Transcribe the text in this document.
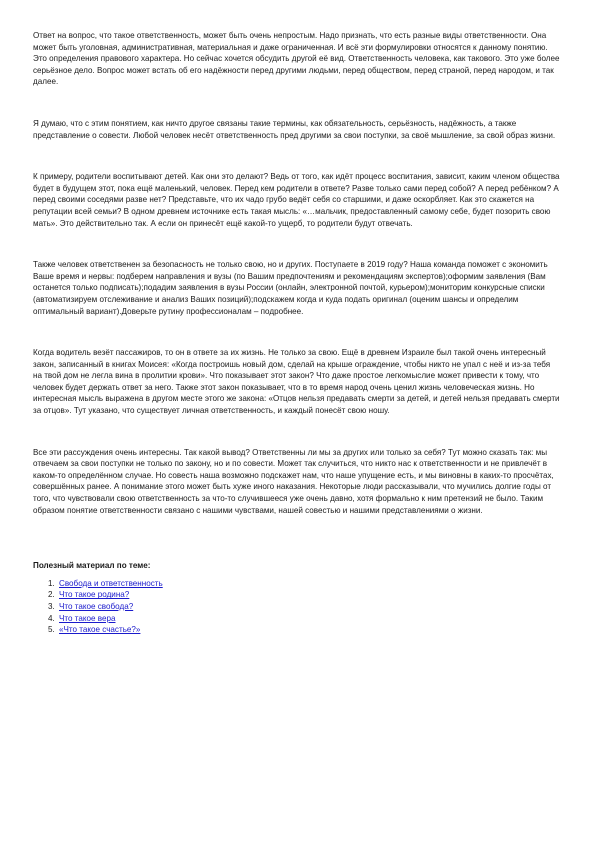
Ответ на вопрос, что такое ответственность, может быть очень непростым. Надо признать, что есть разные виды ответственности. Она может быть уголовная, административная, материальная и даже ограниченная. И всё эти формулировки относятся к данному понятию. Это определения правового характера. Но сейчас хочется обсудить другой её вид. Ответственность человека, как такового. Это уже более серьёзное дело. Вопрос может встать об его надёжности перед другими людьми, перед обществом, перед страной, перед народом, и так далее.

Я думаю, что с этим понятием, как ничто другое связаны такие термины, как обязательность, серьёзность, надёжность, а также представление о совести. Любой человек несёт ответственность пред другими за свои поступки, за своё мышление, за свой образ жизни.

К примеру, родители воспитывают детей. Как они это делают? Ведь от того, как идёт процесс воспитания, зависит, каким членом общества будет в будущем этот, пока ещё маленький, человек. Перед кем родители в ответе? Разве только сами перед собой? А перед ребёнком? А перед своими соседями разве нет? Представьте, что их чадо грубо ведёт себя со старшими, и даже оскорбляет. Как это скажется на репутации всей семьи? В одном древнем источнике есть такая мысль: «…мальчик, предоставленный самому себе, будет позорить свою мать». Это действительно так. А если он принесёт ещё какой-то ущерб, то родители будут отвечать.

Также человек ответственен за безопасность не только свою, но и других. Поступаете в 2019 году? Наша команда поможет с экономить Ваше время и нервы: подберем направления и вузы (по Вашим предпочтениям и рекомендациям экспертов);оформим заявления (Вам останется только подписать);подадим заявления в вузы России (онлайн, электронной почтой, курьером);мониторим конкурсные списки (автоматизируем отслеживание и анализ Ваших позиций);подскажем когда и куда подать оригинал (оценим шансы и определим оптимальный вариант).Доверьте рутину профессионалам – подробнее.

Когда водитель везёт пассажиров, то он в ответе за их жизнь. Не только за свою. Ещё в древнем Израиле был такой очень интересный закон, записанный в книгах Моисея: «Когда построишь новый дом, сделай на крыше ограждение, чтобы никто не упал с неё и из-за тебя на твой дом не легла вина в пролитии крови». Что показывает этот закон? Что даже простое легкомыслие может привести к тому, что человек будет держать ответ за него. Также этот закон показывает, что в то время народ очень ценил жизнь человеческая жизнь. Но интересная мысль выражена в другом месте этого же закона: «Отцов нельзя предавать смерти за детей, и детей нельзя предавать смерти за отцов». Тут указано, что существует личная ответственность, и каждый понесёт свою ношу.

Все эти рассуждения очень интересны. Так какой вывод? Ответственны ли мы за других или только за себя? Тут можно сказать так: мы отвечаем за свои поступки не только по закону, но и по совести. Может так случиться, что никто нас к ответственности и не привлечёт в каком-то определённом случае. Но совесть наша возможно подскажет нам, что наше упущение есть, и мы виновны в каких-то просчётах, совершённых ранее. А понимание этого может быть хуже иного наказания. Некоторые люди рассказывали, что мучились долгие годы от того, что чувствовали свою ответственность за что-то случившееся уже очень давно, хотя формально к ним претензий не было. Таким образом понятие ответственности связано с нашими чувствами, нашей совестью и нашими представлениями о жизни.

Полезный материал по теме:

1. Свобода и ответственность
2. Что такое родина?
3. Что такое свобода?
4. Что такое вера
5. «Что такое счастье?»
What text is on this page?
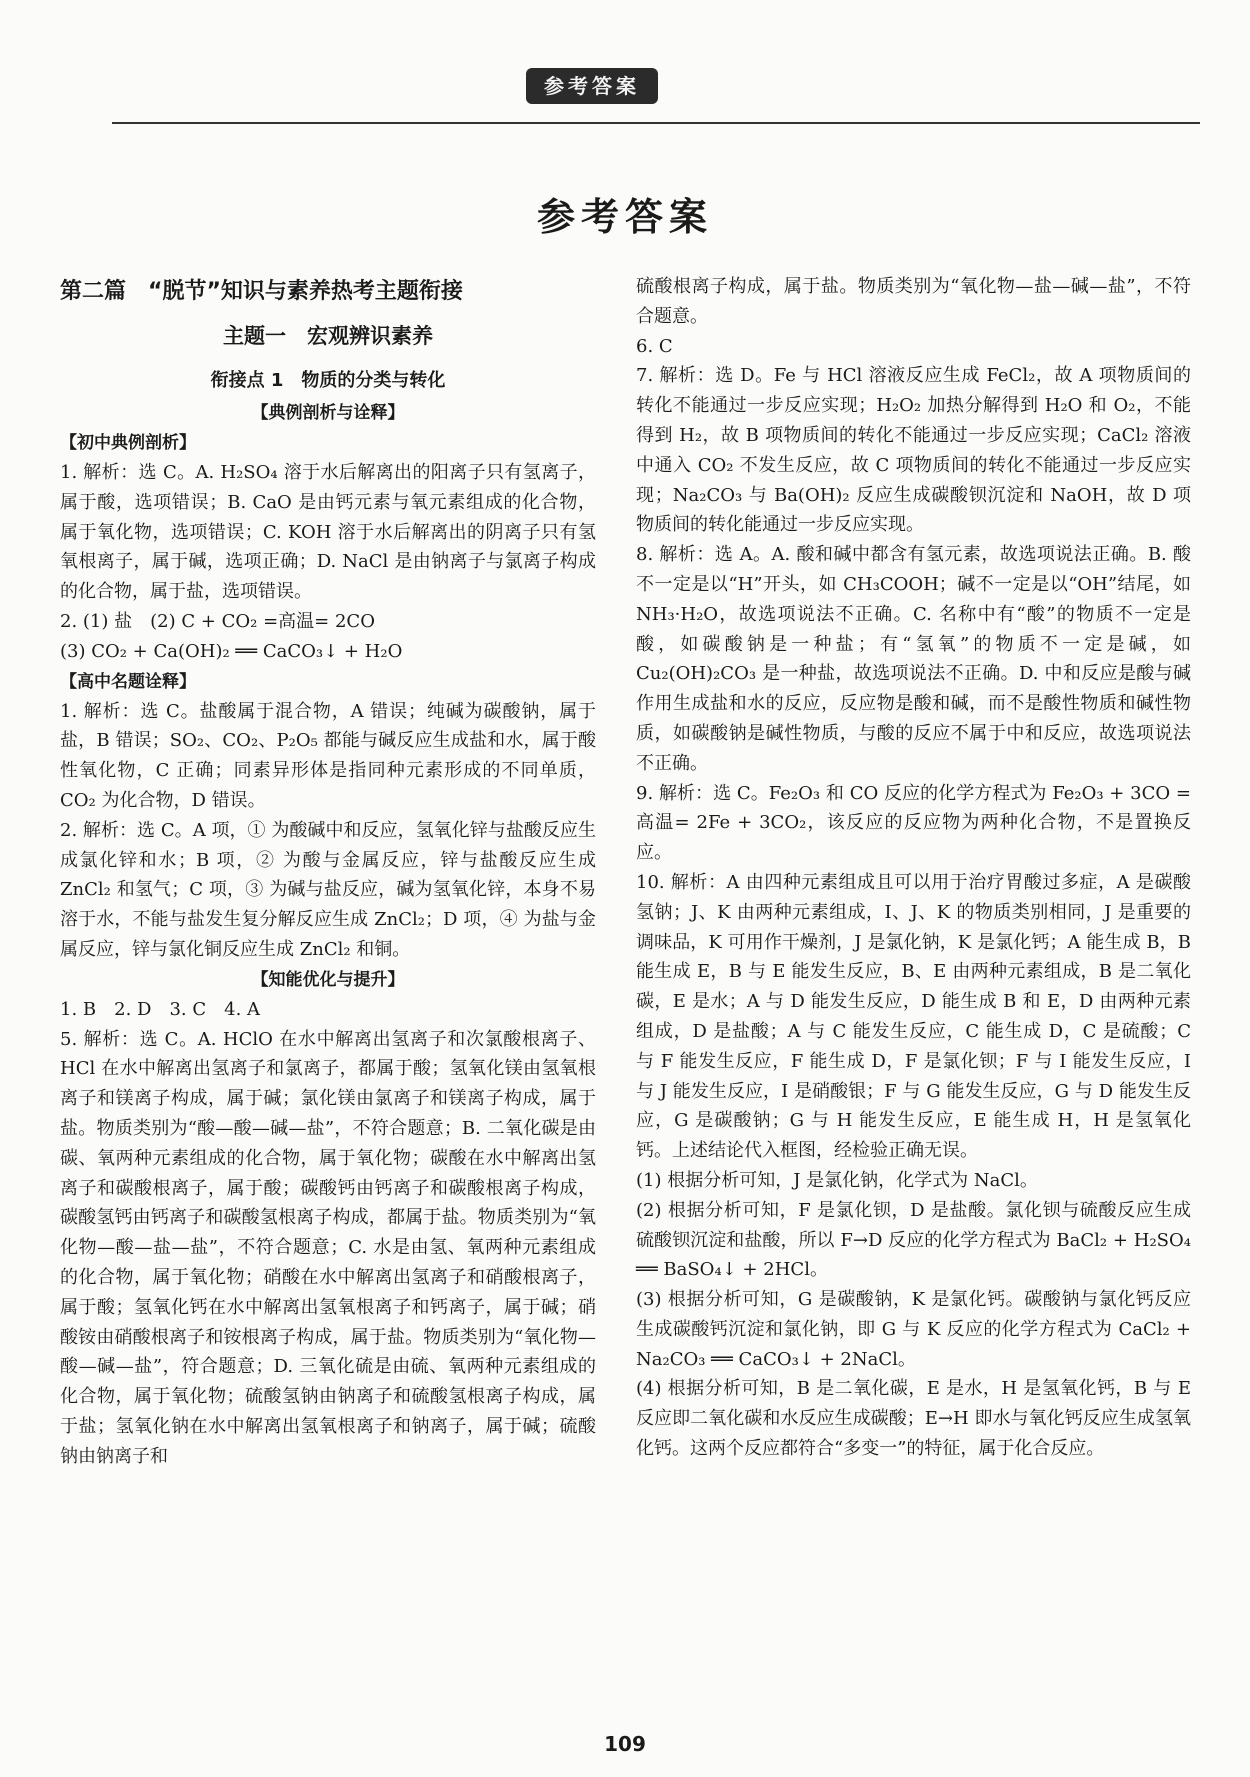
参考答案
参考答案
第二篇　“脱节”知识与素养热考主题衔接
主题一　宏观辨识素养
衔接点 1　物质的分类与转化
【典例剖析与诠释】
【初中典例剖析】

1. 解析：选 C。A. H₂SO₄ 溶于水后解离出的阳离子只有氢离子，属于酸，选项错误；B. CaO 是由钙元素与氧元素组成的化合物，属于氧化物，选项错误；C. KOH 溶于水后解离出的阴离子只有氢氧根离子，属于碱，选项正确；D. NaCl 是由钠离子与氯离子构成的化合物，属于盐，选项错误。

2. (1) 盐　(2) C + CO₂ =高温= 2CO

(3) CO₂ + Ca(OH)₂ ══ CaCO₃↓ + H₂O

【高中名题诠释】

1. 解析：选 C。盐酸属于混合物，A 错误；纯碱为碳酸钠，属于盐，B 错误；SO₂、CO₂、P₂O₅ 都能与碱反应生成盐和水，属于酸性氧化物，C 正确；同素异形体是指同种元素形成的不同单质，CO₂ 为化合物，D 错误。

2. 解析：选 C。A 项，① 为酸碱中和反应，氢氧化锌与盐酸反应生成氯化锌和水；B 项，② 为酸与金属反应，锌与盐酸反应生成 ZnCl₂ 和氢气；C 项，③ 为碱与盐反应，碱为氢氧化锌，本身不易溶于水，不能与盐发生复分解反应生成 ZnCl₂；D 项，④ 为盐与金属反应，锌与氯化铜反应生成 ZnCl₂ 和铜。

【知能优化与提升】

1. B　2. D　3. C　4. A

5. 解析：选 C。A. HClO 在水中解离出氢离子和次氯酸根离子、HCl 在水中解离出氢离子和氯离子，都属于酸；氢氧化镁由氢氧根离子和镁离子构成，属于碱；氯化镁由氯离子和镁离子构成，属于盐。物质类别为“酸—酸—碱—盐”，不符合题意；B. 二氧化碳是由碳、氧两种元素组成的化合物，属于氧化物；碳酸在水中解离出氢离子和碳酸根离子，属于酸；碳酸钙由钙离子和碳酸根离子构成，碳酸氢钙由钙离子和碳酸氢根离子构成，都属于盐。物质类别为“氧化物—酸—盐—盐”，不符合题意；C. 水是由氢、氧两种元素组成的化合物，属于氧化物；硝酸在水中解离出氢离子和硝酸根离子，属于酸；氢氧化钙在水中解离出氢氧根离子和钙离子，属于碱；硝酸铵由硝酸根离子和铵根离子构成，属于盐。物质类别为“氧化物—酸—碱—盐”，符合题意；D. 三氧化硫是由硫、氧两种元素组成的化合物，属于氧化物；硫酸氢钠由钠离子和硫酸氢根离子构成，属于盐；氢氧化钠在水中解离出氢氧根离子和钠离子，属于碱；硫酸钠由钠离子和

硫酸根离子构成，属于盐。物质类别为“氧化物—盐—碱—盐”，不符合题意。

6. C

7. 解析：选 D。Fe 与 HCl 溶液反应生成 FeCl₂，故 A 项物质间的转化不能通过一步反应实现；H₂O₂ 加热分解得到 H₂O 和 O₂，不能得到 H₂，故 B 项物质间的转化不能通过一步反应实现；CaCl₂ 溶液中通入 CO₂ 不发生反应，故 C 项物质间的转化不能通过一步反应实现；Na₂CO₃ 与 Ba(OH)₂ 反应生成碳酸钡沉淀和 NaOH，故 D 项物质间的转化能通过一步反应实现。

8. 解析：选 A。A. 酸和碱中都含有氢元素，故选项说法正确。B. 酸不一定是以“H”开头，如 CH₃COOH；碱不一定是以“OH”结尾，如 NH₃·H₂O，故选项说法不正确。C. 名称中有“酸”的物质不一定是酸，如碳酸钠是一种盐；有“氢氧”的物质不一定是碱，如 Cu₂(OH)₂CO₃ 是一种盐，故选项说法不正确。D. 中和反应是酸与碱作用生成盐和水的反应，反应物是酸和碱，而不是酸性物质和碱性物质，如碳酸钠是碱性物质，与酸的反应不属于中和反应，故选项说法不正确。

9. 解析：选 C。Fe₂O₃ 和 CO 反应的化学方程式为 Fe₂O₃ + 3CO =高温= 2Fe + 3CO₂，该反应的反应物为两种化合物，不是置换反应。

10. 解析：A 由四种元素组成且可以用于治疗胃酸过多症，A 是碳酸氢钠；J、K 由两种元素组成，I、J、K 的物质类别相同，J 是重要的调味品，K 可用作干燥剂，J 是氯化钠，K 是氯化钙；A 能生成 B，B 能生成 E，B 与 E 能发生反应，B、E 由两种元素组成，B 是二氧化碳，E 是水；A 与 D 能发生反应，D 能生成 B 和 E，D 由两种元素组成，D 是盐酸；A 与 C 能发生反应，C 能生成 D，C 是硫酸；C 与 F 能发生反应，F 能生成 D，F 是氯化钡；F 与 I 能发生反应，I 与 J 能发生反应，I 是硝酸银；F 与 G 能发生反应，G 与 D 能发生反应，G 是碳酸钠；G 与 H 能发生反应，E 能生成 H，H 是氢氧化钙。上述结论代入框图，经检验正确无误。

(1) 根据分析可知，J 是氯化钠，化学式为 NaCl。

(2) 根据分析可知，F 是氯化钡，D 是盐酸。氯化钡与硫酸反应生成硫酸钡沉淀和盐酸，所以 F→D 反应的化学方程式为 BaCl₂ + H₂SO₄ ══ BaSO₄↓ + 2HCl。

(3) 根据分析可知，G 是碳酸钠，K 是氯化钙。碳酸钠与氯化钙反应生成碳酸钙沉淀和氯化钠，即 G 与 K 反应的化学方程式为 CaCl₂ + Na₂CO₃ ══ CaCO₃↓ + 2NaCl。

(4) 根据分析可知，B 是二氧化碳，E 是水，H 是氢氧化钙，B 与 E 反应即二氧化碳和水反应生成碳酸；E→H 即水与氧化钙反应生成氢氧化钙。这两个反应都符合“多变一”的特征，属于化合反应。

109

## What needs to be done:
Report how many lines hold the string "время", giving the number and nothing else.

## Exercise answer:
2